→ CONSEGNE DELL'ESERCIZIO:
A. Trascrivi dall'articolo sul Cai e lo sviluppo sostenibile il passo che va da "Il Cai per lo" fino a "12 alle 19." compreso.
B. Nell'articolo sul Cai e lo sviluppo sostenibile, chi ha il ruolo di moderatore del dibattito?

→ BRANO DEL DOCUMENTO:
● ● ● ● ●

Il Cai per lo sviluppo sostenibile, tra preservazione della biodiversità e presenza dell'uomo

Il Cai Sicilia e la Sezione di Catania hanno organizzato un evento in diretta streaming su Zoom sul tema dello sviluppo sostenibile, dell’agenda 2030 e del ruolo del Cai all’interno dell’Asvis.

12 giugno 2020 - L’emergenza climatica è un problema che interessa il sud Italia, seppur con tratti e caratteristiche differenti, rispetto al resto del Paese. Per questo motivo, Per questo motivo, il Cai Sicilia e la Sezione di Catania hanno organizzato un evento in diretta streaming su Zoom sul tema dello sviluppo sostenibile, dell’agenda 2030 e del ruolo del Cai all’interno dell’Asvis. Tra gli invitati anche Erminio Quartiani, vicepresidente del Club alpino italiano. La data da segnarsi è oggi, venerdì 12 alle 19.

“Cercheremo di dare all’evento un taglio, almeno all’inizio, focalizzato sulla specificità siciliana”, dichiara il giornalista e scrittore Giuseppe Riggio. Riggio sarà il moderatore del dibattito. “Ovviamente la Sicilia non ha le stesse problematiche di territori come gli appennini o le alpi. Qui non ci sono progetti invasivi di complessi sciistici, ma problemi radicati nella conformazione del territorio come la siccità oppure più in generale la gestione dei rifiuti. Allo stesso tempo, ciò che vorrei far emergere è l’ambientalismo ragionevole del Club alpino”, continua.

In particolare, il modello di sviluppo ecosostenibile presente nel territorio siciliano (fatto di realtà di piccole dimensioni, di agricoltura non estensiva) potrebbe servire da modello per altri territori italiani, puntualizza ancora Riggio. Il ruolo del Cai all’interno di Asvis ha sicuramente, tra i suoi obiettivi anche quello della diffusione di modelli virtuosi e compatibili con la necessità di assicurare lo sviluppo economico e culturale insieme alla preservazione delle specificità ambientali delle diverse aree del Paese. “Il concetto di montanità è proprio questo”, spiega Erminio Quartiani. “In poche parole, associare la salvaguardia della biodiversità con la presenza dell’uomo. Allo stesso tempo, lo sviluppo economico e culturale dei territori sono impossibili senza la presenza di infrastrutture strategiche come la banda larga, ad esempio”, continua.

“Il ruolo del Cai è proprio questo: diffondere la consapevolezza che uno sviluppo sostenibile è possibile. Per farlo è necessario partire proprio dalle terre alte”, conclude Quartiani.

● ● ● ● ●

→ MATERIALE MOSTRATO:
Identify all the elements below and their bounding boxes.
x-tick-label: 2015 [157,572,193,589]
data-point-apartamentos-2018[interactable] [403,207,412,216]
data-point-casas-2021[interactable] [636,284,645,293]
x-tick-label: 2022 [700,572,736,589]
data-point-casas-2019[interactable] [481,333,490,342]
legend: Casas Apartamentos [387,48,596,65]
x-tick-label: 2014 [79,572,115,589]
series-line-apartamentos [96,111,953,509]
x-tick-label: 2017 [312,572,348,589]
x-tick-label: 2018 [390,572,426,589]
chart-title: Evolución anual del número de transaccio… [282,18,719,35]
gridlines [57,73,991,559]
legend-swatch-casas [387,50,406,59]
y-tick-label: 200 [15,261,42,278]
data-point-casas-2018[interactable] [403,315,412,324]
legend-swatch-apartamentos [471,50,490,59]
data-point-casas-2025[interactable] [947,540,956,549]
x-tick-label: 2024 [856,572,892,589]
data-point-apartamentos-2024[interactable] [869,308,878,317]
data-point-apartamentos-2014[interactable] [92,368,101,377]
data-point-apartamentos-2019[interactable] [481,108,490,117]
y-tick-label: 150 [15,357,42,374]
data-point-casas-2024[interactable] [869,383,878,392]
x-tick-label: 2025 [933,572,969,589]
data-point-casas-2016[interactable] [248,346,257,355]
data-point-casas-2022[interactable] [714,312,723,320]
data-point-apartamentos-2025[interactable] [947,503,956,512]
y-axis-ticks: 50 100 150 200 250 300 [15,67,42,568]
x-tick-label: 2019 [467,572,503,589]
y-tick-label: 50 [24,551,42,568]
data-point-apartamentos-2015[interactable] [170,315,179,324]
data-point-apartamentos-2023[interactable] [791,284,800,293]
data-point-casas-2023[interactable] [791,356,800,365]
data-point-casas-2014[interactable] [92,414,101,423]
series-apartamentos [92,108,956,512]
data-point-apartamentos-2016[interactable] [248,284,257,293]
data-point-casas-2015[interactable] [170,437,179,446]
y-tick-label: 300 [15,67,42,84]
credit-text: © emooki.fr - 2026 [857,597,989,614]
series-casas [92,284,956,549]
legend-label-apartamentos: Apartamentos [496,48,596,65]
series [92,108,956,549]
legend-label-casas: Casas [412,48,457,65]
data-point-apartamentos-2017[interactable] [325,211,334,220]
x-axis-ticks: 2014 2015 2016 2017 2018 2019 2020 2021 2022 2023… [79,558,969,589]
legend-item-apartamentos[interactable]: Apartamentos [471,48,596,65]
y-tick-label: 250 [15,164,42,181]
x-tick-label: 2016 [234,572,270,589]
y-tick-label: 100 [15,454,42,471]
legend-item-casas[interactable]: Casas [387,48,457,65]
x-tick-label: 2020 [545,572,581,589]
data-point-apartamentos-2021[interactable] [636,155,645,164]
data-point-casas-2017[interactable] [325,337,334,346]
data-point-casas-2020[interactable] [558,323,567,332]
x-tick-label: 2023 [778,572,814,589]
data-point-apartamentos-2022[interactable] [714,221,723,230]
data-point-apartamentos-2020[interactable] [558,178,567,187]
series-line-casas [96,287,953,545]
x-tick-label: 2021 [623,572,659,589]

● ● ● ● ●

→ SOLUZIONI DELL'ESERCIZIO:
A.
Il Cai per lo sviluppo sostenibile, tra preservazione della biodiversità e presenza dell'uomo

Il Cai Sicilia e la Sezione di Catania hanno organizzato un evento in diretta streaming su Zoom sul tema dello sviluppo sostenibile, dell’agenda 2030 e del ruolo del Cai all’interno dell’Asvis.

12 giugno 2020 - L’emergenza climatica è un problema che interessa il sud Italia, seppur con tratti e caratteristiche differenti, rispetto al resto del Paese. Per questo motivo, Per questo motivo, il Cai Sicilia e la Sezione di Catania hanno organizzato un evento in diretta streaming su Zoom sul tema dello sviluppo sostenibile, dell’agenda 2030 e del ruolo del Cai all’interno dell’Asvis. Tra gli invitati anche Erminio Quartiani, vicepresidente del Club alpino italiano. La data da segnarsi è oggi, venerdì 12 alle 19.

B. Il moderatore è il giornalista e scrittore Giuseppe Riggio.